§ What needs to be done
Retype each line exactly. Skip images.

A run of records
____________________

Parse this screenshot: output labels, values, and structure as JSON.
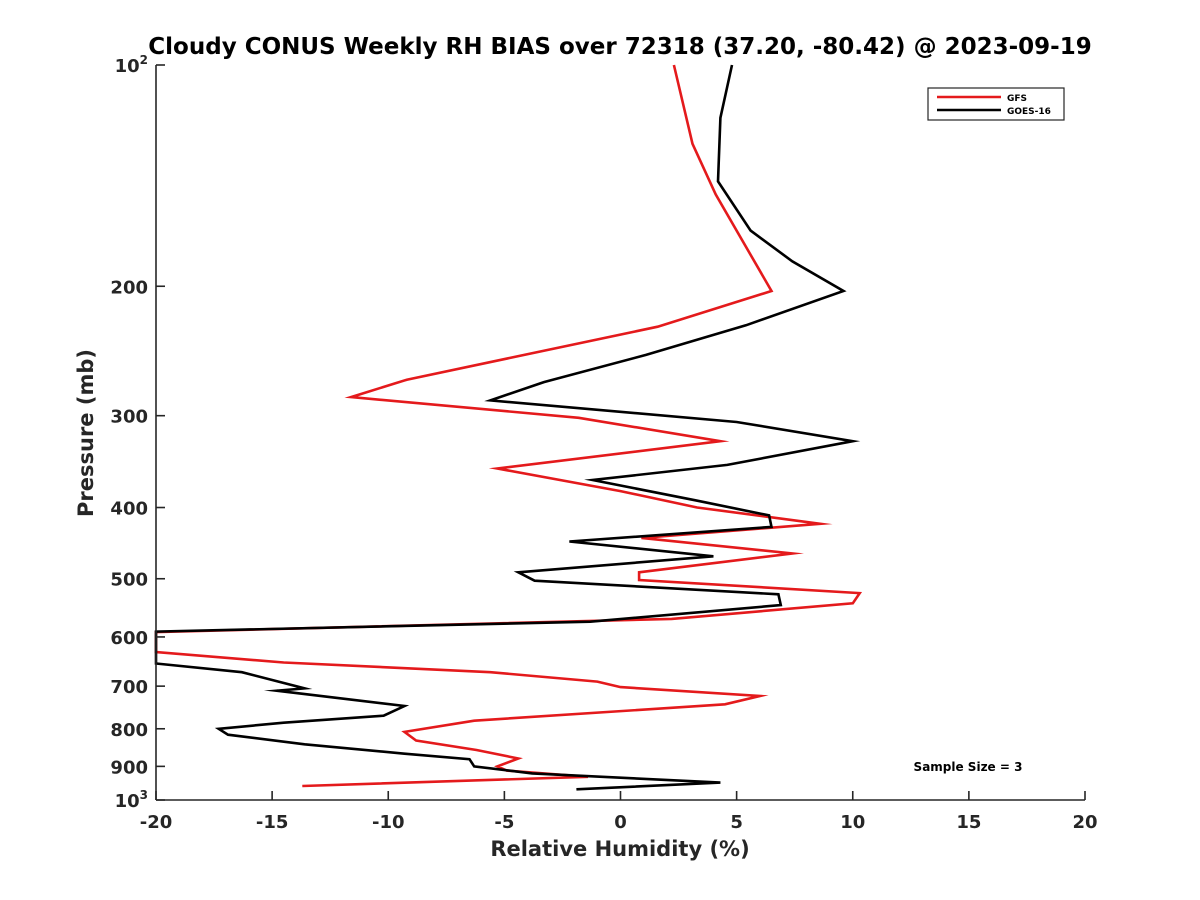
{
  "chart_data": {
    "type": "line",
    "title": "Cloudy CONUS Weekly RH BIAS over 72318 (37.20, -80.42) @ 2023-09-19",
    "xlabel": "Relative Humidity (%)",
    "ylabel": "Pressure (mb)",
    "xlim": [
      -20,
      20
    ],
    "ylim": [
      100,
      1000
    ],
    "yscale": "log",
    "y_reversed": true,
    "xticks": [
      -20,
      -15,
      -10,
      -5,
      0,
      5,
      10,
      15,
      20
    ],
    "xtick_labels": [
      "-20",
      "-15",
      "-10",
      "-5",
      "0",
      "5",
      "10",
      "15",
      "20"
    ],
    "yticks": [
      {
        "value": 100,
        "base": "10",
        "exp": "2"
      },
      {
        "value": 200,
        "label": "200"
      },
      {
        "value": 300,
        "label": "300"
      },
      {
        "value": 400,
        "label": "400"
      },
      {
        "value": 500,
        "label": "500"
      },
      {
        "value": 600,
        "label": "600"
      },
      {
        "value": 700,
        "label": "700"
      },
      {
        "value": 800,
        "label": "800"
      },
      {
        "value": 900,
        "label": "900"
      },
      {
        "value": 1000,
        "base": "10",
        "exp": "3"
      }
    ],
    "legend": {
      "position": "top-right",
      "entries": [
        "GFS",
        "GOES-16"
      ]
    },
    "annotation": "Sample Size = 3",
    "series": [
      {
        "name": "GFS",
        "color": "#e41a1c",
        "points": [
          [
            2.3,
            100
          ],
          [
            3.1,
            128
          ],
          [
            4.1,
            150
          ],
          [
            6.5,
            203
          ],
          [
            1.6,
            227
          ],
          [
            -9.2,
            268
          ],
          [
            -11.6,
            283
          ],
          [
            -1.8,
            302
          ],
          [
            4.3,
            325
          ],
          [
            -5.3,
            354
          ],
          [
            0.0,
            380
          ],
          [
            3.3,
            400
          ],
          [
            8.6,
            421
          ],
          [
            0.9,
            440
          ],
          [
            7.4,
            462
          ],
          [
            0.8,
            490
          ],
          [
            0.8,
            502
          ],
          [
            10.3,
            523
          ],
          [
            10.0,
            540
          ],
          [
            2.2,
            567
          ],
          [
            -20,
            591
          ],
          [
            -20,
            629
          ],
          [
            -14.5,
            650
          ],
          [
            -5.6,
            670
          ],
          [
            -1.0,
            690
          ],
          [
            0.0,
            702
          ],
          [
            6.0,
            722
          ],
          [
            4.5,
            741
          ],
          [
            -6.3,
            780
          ],
          [
            -9.3,
            808
          ],
          [
            -8.8,
            830
          ],
          [
            -6.2,
            855
          ],
          [
            -4.4,
            878
          ],
          [
            -5.3,
            900
          ],
          [
            -4.9,
            912
          ],
          [
            -1.4,
            930
          ],
          [
            -13.7,
            957
          ]
        ]
      },
      {
        "name": "GOES-16",
        "color": "#000000",
        "points": [
          [
            4.8,
            100
          ],
          [
            4.3,
            118
          ],
          [
            4.2,
            144
          ],
          [
            5.6,
            168
          ],
          [
            7.4,
            185
          ],
          [
            9.6,
            203
          ],
          [
            5.4,
            226
          ],
          [
            1.1,
            248
          ],
          [
            -3.3,
            270
          ],
          [
            -5.6,
            286
          ],
          [
            5.0,
            306
          ],
          [
            10.0,
            325
          ],
          [
            4.6,
            350
          ],
          [
            -1.2,
            367
          ],
          [
            3.2,
            391
          ],
          [
            6.4,
            410
          ],
          [
            6.5,
            425
          ],
          [
            -2.2,
            445
          ],
          [
            4.0,
            466
          ],
          [
            -4.4,
            490
          ],
          [
            -3.7,
            503
          ],
          [
            6.8,
            525
          ],
          [
            6.9,
            543
          ],
          [
            -1.3,
            572
          ],
          [
            -20,
            590
          ],
          [
            -20,
            652
          ],
          [
            -16.3,
            670
          ],
          [
            -13.6,
            705
          ],
          [
            -14.8,
            710
          ],
          [
            -9.3,
            745
          ],
          [
            -10.2,
            768
          ],
          [
            -14.5,
            785
          ],
          [
            -17.3,
            800
          ],
          [
            -16.9,
            815
          ],
          [
            -13.6,
            840
          ],
          [
            -9.3,
            865
          ],
          [
            -6.5,
            880
          ],
          [
            -6.3,
            900
          ],
          [
            -3.8,
            920
          ],
          [
            4.3,
            947
          ],
          [
            -1.9,
            967
          ]
        ]
      }
    ]
  }
}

____________________

§ Problem solution
Parse this screenshot: output labels, values, and structure as JSON.
{
  "chart_data": {
    "type": "line",
    "title": "Cloudy CONUS Weekly RH BIAS over 72318 (37.20, -80.42) @ 2023-09-19",
    "xlabel": "Relative Humidity (%)",
    "ylabel": "Pressure (mb)",
    "xlim": [
      -20,
      20
    ],
    "ylim": [
      100,
      1000
    ],
    "yscale": "log",
    "y_reversed": true,
    "xticks": [
      -20,
      -15,
      -10,
      -5,
      0,
      5,
      10,
      15,
      20
    ],
    "xtick_labels": [
      "-20",
      "-15",
      "-10",
      "-5",
      "0",
      "5",
      "10",
      "15",
      "20"
    ],
    "yticks": [
      {
        "value": 100,
        "base": "10",
        "exp": "2"
      },
      {
        "value": 200,
        "label": "200"
      },
      {
        "value": 300,
        "label": "300"
      },
      {
        "value": 400,
        "label": "400"
      },
      {
        "value": 500,
        "label": "500"
      },
      {
        "value": 600,
        "label": "600"
      },
      {
        "value": 700,
        "label": "700"
      },
      {
        "value": 800,
        "label": "800"
      },
      {
        "value": 900,
        "label": "900"
      },
      {
        "value": 1000,
        "base": "10",
        "exp": "3"
      }
    ],
    "legend": {
      "position": "top-right",
      "entries": [
        "GFS",
        "GOES-16"
      ]
    },
    "annotation": "Sample Size = 3",
    "series": [
      {
        "name": "GFS",
        "color": "#e41a1c",
        "points": [
          [
            2.3,
            100
          ],
          [
            3.1,
            128
          ],
          [
            4.1,
            150
          ],
          [
            6.5,
            203
          ],
          [
            1.6,
            227
          ],
          [
            -9.2,
            268
          ],
          [
            -11.6,
            283
          ],
          [
            -1.8,
            302
          ],
          [
            4.3,
            325
          ],
          [
            -5.3,
            354
          ],
          [
            0.0,
            380
          ],
          [
            3.3,
            400
          ],
          [
            8.6,
            421
          ],
          [
            0.9,
            440
          ],
          [
            7.4,
            462
          ],
          [
            0.8,
            490
          ],
          [
            0.8,
            502
          ],
          [
            10.3,
            523
          ],
          [
            10.0,
            540
          ],
          [
            2.2,
            567
          ],
          [
            -20,
            591
          ],
          [
            -20,
            629
          ],
          [
            -14.5,
            650
          ],
          [
            -5.6,
            670
          ],
          [
            -1.0,
            690
          ],
          [
            0.0,
            702
          ],
          [
            6.0,
            722
          ],
          [
            4.5,
            741
          ],
          [
            -6.3,
            780
          ],
          [
            -9.3,
            808
          ],
          [
            -8.8,
            830
          ],
          [
            -6.2,
            855
          ],
          [
            -4.4,
            878
          ],
          [
            -5.3,
            900
          ],
          [
            -4.9,
            912
          ],
          [
            -1.4,
            930
          ],
          [
            -13.7,
            957
          ]
        ]
      },
      {
        "name": "GOES-16",
        "color": "#000000",
        "points": [
          [
            4.8,
            100
          ],
          [
            4.3,
            118
          ],
          [
            4.2,
            144
          ],
          [
            5.6,
            168
          ],
          [
            7.4,
            185
          ],
          [
            9.6,
            203
          ],
          [
            5.4,
            226
          ],
          [
            1.1,
            248
          ],
          [
            -3.3,
            270
          ],
          [
            -5.6,
            286
          ],
          [
            5.0,
            306
          ],
          [
            10.0,
            325
          ],
          [
            4.6,
            350
          ],
          [
            -1.2,
            367
          ],
          [
            3.2,
            391
          ],
          [
            6.4,
            410
          ],
          [
            6.5,
            425
          ],
          [
            -2.2,
            445
          ],
          [
            4.0,
            466
          ],
          [
            -4.4,
            490
          ],
          [
            -3.7,
            503
          ],
          [
            6.8,
            525
          ],
          [
            6.9,
            543
          ],
          [
            -1.3,
            572
          ],
          [
            -20,
            590
          ],
          [
            -20,
            652
          ],
          [
            -16.3,
            670
          ],
          [
            -13.6,
            705
          ],
          [
            -14.8,
            710
          ],
          [
            -9.3,
            745
          ],
          [
            -10.2,
            768
          ],
          [
            -14.5,
            785
          ],
          [
            -17.3,
            800
          ],
          [
            -16.9,
            815
          ],
          [
            -13.6,
            840
          ],
          [
            -9.3,
            865
          ],
          [
            -6.5,
            880
          ],
          [
            -6.3,
            900
          ],
          [
            -3.8,
            920
          ],
          [
            4.3,
            947
          ],
          [
            -1.9,
            967
          ]
        ]
      }
    ]
  }
}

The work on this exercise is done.